> Short task: The required output is a single number: how many lines of the material contain the string "lungimea".

------ Supplied records

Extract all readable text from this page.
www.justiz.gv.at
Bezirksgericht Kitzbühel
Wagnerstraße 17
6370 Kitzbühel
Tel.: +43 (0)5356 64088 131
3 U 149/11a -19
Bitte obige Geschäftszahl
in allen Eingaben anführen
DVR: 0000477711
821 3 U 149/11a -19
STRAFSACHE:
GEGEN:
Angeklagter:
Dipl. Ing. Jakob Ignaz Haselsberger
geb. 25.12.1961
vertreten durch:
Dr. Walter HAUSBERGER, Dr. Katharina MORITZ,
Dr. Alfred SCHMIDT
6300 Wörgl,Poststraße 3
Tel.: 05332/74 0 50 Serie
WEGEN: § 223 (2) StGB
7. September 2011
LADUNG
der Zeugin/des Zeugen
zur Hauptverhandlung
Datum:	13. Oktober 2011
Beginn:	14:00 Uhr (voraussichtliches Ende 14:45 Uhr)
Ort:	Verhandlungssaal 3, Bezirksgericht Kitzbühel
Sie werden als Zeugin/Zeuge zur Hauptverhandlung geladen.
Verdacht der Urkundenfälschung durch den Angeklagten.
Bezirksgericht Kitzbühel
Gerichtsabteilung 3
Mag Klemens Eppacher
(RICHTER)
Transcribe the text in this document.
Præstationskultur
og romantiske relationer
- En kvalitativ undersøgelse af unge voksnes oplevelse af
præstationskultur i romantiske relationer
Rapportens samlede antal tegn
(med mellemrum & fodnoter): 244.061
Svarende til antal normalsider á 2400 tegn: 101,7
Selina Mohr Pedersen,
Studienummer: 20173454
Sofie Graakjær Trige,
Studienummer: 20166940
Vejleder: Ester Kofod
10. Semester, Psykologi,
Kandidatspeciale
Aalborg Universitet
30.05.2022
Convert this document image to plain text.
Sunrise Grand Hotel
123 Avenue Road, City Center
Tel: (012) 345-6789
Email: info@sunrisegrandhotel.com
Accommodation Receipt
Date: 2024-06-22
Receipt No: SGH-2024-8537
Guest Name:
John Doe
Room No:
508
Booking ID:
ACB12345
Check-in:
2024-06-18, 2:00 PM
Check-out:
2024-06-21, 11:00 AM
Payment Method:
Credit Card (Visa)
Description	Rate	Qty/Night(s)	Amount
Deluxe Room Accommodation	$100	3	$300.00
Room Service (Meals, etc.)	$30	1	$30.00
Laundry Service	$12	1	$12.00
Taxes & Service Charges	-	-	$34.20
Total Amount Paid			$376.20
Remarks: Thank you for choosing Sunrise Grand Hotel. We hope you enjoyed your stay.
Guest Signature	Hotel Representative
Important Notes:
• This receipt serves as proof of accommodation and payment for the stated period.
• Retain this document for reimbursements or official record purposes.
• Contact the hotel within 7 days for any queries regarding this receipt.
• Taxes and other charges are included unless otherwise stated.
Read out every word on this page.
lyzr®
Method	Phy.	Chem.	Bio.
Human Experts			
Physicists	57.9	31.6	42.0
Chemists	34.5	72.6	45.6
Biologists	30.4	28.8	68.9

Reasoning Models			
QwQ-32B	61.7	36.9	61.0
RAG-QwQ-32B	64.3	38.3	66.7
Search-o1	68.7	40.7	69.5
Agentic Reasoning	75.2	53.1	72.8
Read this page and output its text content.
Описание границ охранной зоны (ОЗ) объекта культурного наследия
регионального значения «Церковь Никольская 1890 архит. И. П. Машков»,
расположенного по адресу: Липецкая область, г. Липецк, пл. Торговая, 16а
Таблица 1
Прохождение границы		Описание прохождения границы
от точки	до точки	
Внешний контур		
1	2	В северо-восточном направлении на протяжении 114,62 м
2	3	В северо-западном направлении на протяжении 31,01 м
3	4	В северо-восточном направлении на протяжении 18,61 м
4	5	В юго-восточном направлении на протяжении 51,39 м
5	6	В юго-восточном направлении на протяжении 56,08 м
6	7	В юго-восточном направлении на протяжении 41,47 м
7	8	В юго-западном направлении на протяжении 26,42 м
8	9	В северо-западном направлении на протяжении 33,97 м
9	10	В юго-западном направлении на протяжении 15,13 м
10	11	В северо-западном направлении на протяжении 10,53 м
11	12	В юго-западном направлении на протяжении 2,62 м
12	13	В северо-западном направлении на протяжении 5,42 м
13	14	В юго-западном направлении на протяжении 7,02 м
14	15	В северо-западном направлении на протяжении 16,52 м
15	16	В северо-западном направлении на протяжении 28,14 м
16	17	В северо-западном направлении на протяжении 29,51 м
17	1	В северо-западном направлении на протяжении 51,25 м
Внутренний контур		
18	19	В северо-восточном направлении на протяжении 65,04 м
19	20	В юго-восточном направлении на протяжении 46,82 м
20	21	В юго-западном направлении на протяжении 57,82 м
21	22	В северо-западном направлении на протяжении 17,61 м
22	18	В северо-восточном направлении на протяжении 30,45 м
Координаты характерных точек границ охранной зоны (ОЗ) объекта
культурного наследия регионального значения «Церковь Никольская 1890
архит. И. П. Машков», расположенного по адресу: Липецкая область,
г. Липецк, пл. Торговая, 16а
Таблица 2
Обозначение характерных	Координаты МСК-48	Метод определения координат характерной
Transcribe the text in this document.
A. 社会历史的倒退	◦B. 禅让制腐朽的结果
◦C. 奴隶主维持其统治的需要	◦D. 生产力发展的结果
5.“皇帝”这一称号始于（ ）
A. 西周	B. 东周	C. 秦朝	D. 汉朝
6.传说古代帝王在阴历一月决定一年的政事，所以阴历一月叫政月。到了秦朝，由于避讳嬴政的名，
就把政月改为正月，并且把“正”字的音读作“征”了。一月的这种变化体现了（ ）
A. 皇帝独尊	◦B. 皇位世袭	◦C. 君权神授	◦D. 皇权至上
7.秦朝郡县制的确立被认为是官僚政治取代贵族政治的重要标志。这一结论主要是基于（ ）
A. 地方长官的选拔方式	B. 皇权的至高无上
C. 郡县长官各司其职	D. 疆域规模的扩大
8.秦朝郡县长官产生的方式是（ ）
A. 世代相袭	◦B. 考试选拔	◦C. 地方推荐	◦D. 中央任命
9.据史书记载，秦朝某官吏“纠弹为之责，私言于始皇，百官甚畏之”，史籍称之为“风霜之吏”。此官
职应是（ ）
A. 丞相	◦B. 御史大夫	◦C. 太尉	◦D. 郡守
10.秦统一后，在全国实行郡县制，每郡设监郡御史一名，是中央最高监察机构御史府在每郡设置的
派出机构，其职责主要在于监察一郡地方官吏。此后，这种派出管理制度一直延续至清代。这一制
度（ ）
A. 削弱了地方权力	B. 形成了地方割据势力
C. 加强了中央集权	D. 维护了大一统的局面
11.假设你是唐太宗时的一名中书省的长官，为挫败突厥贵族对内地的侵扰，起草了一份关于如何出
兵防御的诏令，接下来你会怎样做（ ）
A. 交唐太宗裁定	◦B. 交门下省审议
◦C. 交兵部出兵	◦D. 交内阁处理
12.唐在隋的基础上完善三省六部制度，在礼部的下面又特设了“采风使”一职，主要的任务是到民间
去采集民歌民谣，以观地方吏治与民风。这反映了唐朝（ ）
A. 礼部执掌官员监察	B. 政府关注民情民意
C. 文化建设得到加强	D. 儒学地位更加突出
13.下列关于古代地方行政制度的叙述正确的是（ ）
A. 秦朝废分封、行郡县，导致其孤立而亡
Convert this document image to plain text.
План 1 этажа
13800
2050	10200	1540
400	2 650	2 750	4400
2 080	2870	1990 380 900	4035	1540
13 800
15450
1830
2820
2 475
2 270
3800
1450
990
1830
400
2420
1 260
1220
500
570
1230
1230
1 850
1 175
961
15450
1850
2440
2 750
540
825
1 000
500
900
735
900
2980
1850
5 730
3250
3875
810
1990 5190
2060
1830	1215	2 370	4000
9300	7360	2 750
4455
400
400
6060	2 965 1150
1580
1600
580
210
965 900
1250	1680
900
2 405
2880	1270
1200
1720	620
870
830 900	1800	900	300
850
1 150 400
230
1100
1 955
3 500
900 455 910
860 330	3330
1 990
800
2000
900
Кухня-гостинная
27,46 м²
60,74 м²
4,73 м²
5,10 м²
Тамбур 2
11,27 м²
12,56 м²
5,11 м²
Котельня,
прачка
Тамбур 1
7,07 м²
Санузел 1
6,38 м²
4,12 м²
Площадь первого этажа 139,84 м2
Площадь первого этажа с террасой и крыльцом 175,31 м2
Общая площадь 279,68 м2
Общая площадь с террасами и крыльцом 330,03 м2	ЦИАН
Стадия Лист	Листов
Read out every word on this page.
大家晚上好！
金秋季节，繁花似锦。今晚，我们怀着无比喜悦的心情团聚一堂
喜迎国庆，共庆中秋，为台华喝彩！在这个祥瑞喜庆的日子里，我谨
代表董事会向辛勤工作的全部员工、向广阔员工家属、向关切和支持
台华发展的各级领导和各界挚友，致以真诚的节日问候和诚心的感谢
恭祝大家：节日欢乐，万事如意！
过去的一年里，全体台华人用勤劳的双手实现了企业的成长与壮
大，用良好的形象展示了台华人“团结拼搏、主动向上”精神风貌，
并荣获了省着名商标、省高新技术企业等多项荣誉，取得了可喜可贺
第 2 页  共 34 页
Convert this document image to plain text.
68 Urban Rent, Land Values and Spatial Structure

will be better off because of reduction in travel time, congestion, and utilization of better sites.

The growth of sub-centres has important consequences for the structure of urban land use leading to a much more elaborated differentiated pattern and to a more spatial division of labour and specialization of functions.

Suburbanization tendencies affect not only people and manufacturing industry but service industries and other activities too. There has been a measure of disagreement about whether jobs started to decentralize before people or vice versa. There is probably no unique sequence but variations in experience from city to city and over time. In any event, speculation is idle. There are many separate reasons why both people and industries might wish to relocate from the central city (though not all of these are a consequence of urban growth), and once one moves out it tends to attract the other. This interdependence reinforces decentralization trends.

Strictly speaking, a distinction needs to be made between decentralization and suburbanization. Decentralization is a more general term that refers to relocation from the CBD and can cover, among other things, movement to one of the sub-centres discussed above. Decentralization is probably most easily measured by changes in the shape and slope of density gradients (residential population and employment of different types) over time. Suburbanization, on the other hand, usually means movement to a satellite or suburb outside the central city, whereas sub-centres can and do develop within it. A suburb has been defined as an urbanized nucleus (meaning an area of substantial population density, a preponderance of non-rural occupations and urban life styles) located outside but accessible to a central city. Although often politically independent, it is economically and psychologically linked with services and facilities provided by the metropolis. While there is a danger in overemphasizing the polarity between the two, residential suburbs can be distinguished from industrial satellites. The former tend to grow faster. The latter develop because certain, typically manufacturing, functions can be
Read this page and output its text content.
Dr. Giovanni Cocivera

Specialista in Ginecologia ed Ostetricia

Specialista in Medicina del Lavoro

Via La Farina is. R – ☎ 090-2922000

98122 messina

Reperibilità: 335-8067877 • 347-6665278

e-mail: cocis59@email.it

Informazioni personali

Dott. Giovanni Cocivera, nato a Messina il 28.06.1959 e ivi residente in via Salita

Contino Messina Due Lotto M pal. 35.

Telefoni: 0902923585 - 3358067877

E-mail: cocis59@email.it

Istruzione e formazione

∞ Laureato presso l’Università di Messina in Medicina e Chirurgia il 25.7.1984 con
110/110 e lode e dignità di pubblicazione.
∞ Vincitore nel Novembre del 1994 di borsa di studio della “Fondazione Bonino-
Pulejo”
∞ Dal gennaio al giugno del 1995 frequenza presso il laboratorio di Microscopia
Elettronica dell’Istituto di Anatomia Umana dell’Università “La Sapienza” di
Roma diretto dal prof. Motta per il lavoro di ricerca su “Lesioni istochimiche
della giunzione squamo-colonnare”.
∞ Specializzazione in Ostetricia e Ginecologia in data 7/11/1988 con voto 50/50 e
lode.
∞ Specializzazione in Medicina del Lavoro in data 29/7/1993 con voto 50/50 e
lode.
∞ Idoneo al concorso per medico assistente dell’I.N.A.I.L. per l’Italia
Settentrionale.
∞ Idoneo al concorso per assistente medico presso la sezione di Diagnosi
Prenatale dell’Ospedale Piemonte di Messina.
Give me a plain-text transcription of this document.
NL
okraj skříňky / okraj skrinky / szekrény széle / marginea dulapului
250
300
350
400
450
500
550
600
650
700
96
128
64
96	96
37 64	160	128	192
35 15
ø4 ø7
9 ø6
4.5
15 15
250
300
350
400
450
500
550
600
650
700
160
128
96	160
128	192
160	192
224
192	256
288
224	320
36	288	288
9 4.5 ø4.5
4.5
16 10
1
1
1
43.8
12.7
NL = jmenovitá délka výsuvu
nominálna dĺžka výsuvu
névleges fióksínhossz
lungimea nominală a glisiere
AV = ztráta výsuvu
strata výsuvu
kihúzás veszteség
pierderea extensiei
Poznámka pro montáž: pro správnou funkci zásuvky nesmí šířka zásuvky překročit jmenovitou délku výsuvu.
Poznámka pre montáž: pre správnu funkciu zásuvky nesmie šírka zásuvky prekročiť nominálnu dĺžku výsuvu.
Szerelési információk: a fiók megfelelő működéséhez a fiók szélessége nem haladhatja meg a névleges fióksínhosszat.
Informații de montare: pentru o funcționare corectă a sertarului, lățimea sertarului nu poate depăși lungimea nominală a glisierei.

------------

> Complete response: 2